### TASK MATERIAL
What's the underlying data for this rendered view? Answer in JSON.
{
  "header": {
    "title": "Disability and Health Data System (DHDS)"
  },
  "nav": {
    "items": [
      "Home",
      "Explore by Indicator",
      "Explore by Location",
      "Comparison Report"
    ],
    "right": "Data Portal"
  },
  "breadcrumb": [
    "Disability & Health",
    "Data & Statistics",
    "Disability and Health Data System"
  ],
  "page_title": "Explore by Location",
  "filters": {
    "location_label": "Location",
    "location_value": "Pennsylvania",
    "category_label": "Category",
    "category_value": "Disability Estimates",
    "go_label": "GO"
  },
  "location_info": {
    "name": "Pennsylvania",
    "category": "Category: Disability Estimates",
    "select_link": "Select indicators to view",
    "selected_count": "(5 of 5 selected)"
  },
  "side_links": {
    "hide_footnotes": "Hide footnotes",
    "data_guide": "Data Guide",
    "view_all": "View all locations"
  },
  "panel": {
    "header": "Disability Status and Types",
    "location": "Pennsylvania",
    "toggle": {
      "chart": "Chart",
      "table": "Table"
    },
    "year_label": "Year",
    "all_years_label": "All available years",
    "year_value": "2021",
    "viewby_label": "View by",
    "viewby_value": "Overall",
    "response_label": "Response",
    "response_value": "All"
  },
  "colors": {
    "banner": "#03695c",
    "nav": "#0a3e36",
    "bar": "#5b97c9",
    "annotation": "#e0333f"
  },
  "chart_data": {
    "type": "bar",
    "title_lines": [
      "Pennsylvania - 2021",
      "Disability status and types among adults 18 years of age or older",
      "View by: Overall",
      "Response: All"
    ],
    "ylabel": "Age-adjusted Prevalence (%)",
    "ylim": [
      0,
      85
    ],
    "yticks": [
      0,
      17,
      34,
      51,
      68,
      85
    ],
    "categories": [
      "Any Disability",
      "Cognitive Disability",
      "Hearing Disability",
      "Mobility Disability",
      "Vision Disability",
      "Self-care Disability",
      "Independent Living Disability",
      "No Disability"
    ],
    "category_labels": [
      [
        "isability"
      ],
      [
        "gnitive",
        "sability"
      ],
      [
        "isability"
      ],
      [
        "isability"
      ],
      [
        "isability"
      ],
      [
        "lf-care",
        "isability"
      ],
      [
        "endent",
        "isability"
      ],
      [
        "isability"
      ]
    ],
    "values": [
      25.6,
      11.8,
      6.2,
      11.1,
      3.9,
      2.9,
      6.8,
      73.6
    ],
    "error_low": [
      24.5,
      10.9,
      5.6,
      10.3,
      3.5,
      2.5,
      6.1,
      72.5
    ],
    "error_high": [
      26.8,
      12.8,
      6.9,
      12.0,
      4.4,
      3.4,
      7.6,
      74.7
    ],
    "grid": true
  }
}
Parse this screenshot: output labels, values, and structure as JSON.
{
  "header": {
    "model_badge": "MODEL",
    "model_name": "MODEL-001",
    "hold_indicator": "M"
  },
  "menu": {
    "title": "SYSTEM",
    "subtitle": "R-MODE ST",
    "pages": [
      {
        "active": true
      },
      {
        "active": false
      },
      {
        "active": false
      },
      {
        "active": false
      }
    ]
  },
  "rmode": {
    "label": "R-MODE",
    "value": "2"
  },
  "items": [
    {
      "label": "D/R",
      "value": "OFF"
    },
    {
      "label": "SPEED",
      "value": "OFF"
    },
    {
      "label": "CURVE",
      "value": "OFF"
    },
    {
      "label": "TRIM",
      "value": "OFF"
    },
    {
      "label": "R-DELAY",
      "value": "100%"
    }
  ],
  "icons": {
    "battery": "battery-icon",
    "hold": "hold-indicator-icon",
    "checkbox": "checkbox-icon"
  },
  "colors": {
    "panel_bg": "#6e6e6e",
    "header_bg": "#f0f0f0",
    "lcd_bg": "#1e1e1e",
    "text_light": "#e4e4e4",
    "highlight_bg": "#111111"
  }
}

### AIM OF THE EXERCISE
Give the number of lines in the entries that hold the word "this", and nothing else.

### COMPLETED EXERCISE
2